[GIVEN PROBLEM] Reproduce every line in the listing that contains the word "icon".
━━━━━ RECORDS ━━━━━
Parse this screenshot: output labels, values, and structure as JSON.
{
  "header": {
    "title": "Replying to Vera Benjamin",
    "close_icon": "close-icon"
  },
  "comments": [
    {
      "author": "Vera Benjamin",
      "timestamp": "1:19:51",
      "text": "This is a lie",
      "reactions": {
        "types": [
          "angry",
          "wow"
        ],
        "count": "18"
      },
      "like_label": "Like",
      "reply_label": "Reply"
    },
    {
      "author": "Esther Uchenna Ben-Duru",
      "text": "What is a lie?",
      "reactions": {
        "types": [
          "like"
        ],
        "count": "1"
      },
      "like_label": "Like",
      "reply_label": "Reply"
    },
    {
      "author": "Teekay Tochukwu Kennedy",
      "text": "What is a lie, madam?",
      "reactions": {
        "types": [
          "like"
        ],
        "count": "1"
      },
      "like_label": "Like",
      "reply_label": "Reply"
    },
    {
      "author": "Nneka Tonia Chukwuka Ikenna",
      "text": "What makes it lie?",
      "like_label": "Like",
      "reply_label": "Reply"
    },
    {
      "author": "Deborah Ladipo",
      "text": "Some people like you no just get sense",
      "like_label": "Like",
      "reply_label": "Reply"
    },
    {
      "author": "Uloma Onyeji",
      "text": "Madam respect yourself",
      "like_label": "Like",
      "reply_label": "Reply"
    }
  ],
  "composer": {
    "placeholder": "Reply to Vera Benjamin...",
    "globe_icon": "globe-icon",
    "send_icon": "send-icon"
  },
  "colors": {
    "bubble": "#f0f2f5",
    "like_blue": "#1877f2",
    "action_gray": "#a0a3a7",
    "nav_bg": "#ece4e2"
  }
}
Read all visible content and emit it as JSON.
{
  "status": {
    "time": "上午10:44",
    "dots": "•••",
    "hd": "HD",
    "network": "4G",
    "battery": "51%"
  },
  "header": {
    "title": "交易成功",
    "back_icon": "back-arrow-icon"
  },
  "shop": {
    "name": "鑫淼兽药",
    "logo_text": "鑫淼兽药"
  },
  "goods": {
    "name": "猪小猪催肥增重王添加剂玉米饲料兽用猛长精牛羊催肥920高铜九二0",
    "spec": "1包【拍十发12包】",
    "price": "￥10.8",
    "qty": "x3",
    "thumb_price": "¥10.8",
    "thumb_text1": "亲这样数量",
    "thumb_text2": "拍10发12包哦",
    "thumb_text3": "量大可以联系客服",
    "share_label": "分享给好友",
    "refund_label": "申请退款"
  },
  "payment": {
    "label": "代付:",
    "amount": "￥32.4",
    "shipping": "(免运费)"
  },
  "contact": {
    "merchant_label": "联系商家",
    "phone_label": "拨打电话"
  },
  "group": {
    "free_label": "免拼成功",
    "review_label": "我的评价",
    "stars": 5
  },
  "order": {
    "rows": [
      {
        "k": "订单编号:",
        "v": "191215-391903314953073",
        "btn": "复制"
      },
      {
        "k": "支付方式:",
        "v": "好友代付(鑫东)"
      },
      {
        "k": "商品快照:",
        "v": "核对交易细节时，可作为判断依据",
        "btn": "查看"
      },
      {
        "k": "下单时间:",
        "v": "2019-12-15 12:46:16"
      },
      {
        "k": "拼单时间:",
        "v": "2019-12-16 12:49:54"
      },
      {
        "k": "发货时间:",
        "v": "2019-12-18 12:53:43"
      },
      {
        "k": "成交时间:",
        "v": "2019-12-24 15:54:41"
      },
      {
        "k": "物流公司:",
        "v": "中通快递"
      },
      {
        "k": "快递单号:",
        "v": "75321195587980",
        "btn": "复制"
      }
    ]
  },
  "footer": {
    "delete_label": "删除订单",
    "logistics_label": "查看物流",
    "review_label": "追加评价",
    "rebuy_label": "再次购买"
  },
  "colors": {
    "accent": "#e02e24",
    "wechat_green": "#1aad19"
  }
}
━━━━━
━━━━━ RECORDS ━━━━━
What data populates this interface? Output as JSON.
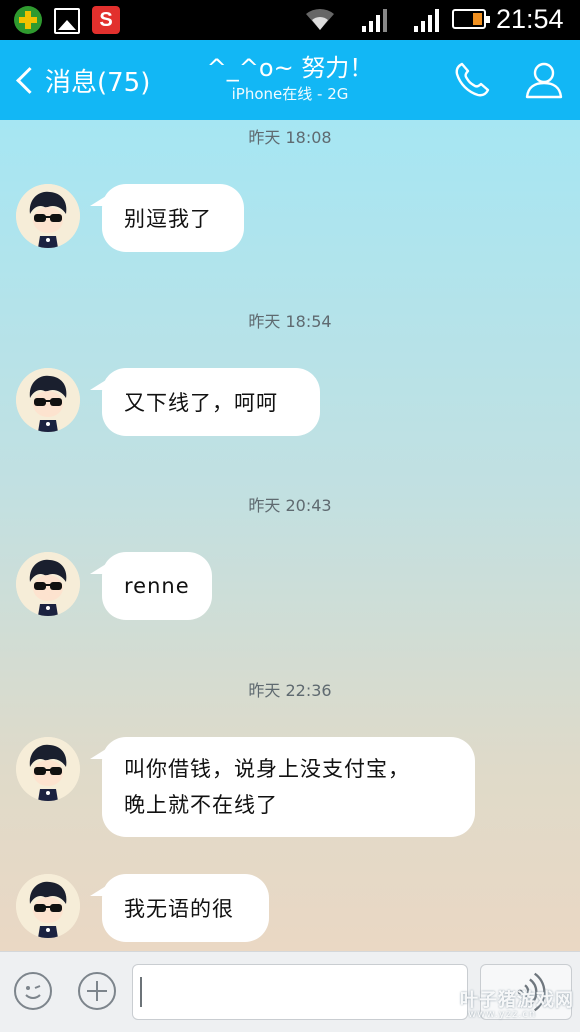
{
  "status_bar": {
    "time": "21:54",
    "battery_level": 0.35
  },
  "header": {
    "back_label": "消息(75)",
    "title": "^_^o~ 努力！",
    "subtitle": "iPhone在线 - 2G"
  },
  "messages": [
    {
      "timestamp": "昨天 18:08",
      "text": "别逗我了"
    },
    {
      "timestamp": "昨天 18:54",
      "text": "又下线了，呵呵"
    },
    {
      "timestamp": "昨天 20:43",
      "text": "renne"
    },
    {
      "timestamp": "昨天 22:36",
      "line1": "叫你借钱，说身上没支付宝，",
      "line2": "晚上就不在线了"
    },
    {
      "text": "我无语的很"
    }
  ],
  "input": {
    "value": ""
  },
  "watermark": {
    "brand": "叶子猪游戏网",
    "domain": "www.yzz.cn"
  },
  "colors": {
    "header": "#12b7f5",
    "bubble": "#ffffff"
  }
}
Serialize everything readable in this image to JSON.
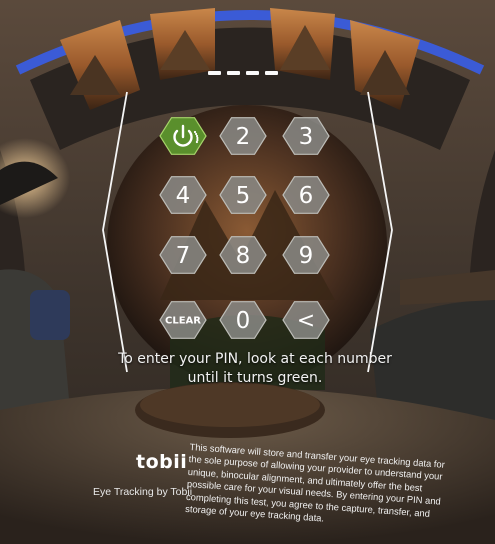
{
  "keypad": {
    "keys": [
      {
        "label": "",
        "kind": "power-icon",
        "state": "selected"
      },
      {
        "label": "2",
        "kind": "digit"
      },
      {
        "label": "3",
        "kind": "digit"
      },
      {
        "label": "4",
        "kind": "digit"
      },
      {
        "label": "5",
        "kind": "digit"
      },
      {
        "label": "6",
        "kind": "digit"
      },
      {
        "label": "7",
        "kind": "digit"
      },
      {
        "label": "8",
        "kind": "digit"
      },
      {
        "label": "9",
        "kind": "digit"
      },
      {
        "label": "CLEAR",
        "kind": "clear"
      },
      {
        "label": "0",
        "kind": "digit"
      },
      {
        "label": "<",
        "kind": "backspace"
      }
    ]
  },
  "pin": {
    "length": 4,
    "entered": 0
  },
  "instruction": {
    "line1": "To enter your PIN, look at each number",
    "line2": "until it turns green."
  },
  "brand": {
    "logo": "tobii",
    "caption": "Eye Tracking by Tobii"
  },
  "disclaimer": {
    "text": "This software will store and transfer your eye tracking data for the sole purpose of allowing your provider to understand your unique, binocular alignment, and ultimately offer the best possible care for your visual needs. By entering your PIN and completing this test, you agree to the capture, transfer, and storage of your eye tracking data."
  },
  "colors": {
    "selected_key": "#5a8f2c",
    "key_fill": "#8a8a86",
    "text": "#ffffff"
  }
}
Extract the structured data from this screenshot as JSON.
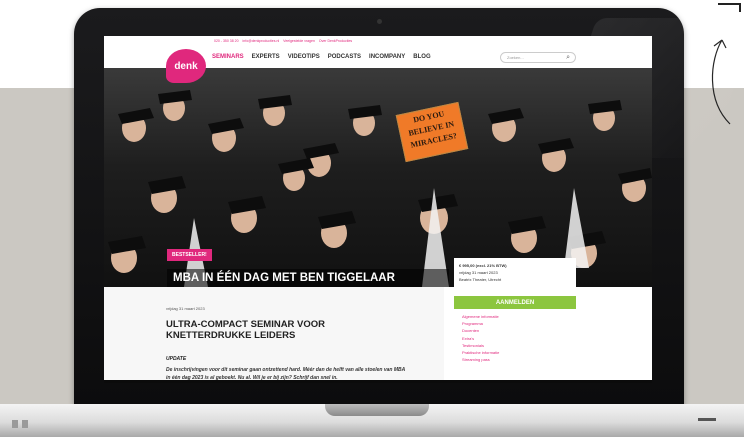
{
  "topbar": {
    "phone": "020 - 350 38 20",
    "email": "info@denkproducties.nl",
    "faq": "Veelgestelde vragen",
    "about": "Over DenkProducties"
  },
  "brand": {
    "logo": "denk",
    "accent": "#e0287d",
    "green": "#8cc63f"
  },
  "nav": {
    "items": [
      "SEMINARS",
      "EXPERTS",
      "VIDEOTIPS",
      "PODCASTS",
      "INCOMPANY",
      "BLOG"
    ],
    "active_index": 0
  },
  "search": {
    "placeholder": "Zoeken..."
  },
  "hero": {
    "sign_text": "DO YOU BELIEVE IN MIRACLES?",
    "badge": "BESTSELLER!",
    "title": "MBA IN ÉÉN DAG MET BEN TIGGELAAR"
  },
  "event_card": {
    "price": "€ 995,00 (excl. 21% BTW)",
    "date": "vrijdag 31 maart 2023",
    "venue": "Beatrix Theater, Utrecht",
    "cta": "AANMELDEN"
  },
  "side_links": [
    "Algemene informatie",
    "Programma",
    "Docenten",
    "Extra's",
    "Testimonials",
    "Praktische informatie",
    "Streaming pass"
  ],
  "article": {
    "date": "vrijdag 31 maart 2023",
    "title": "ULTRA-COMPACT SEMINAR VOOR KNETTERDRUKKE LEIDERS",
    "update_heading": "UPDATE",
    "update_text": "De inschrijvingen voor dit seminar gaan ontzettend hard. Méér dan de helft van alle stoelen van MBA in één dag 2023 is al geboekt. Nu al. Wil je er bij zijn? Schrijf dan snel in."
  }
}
━━━━━
[SOLUTION]
    "close_icon": "close-icon"
    "globe_icon": "globe-icon",
    "send_icon": "send-icon"
    "back_icon": "back-arrow-icon"
        "kind": "power-icon",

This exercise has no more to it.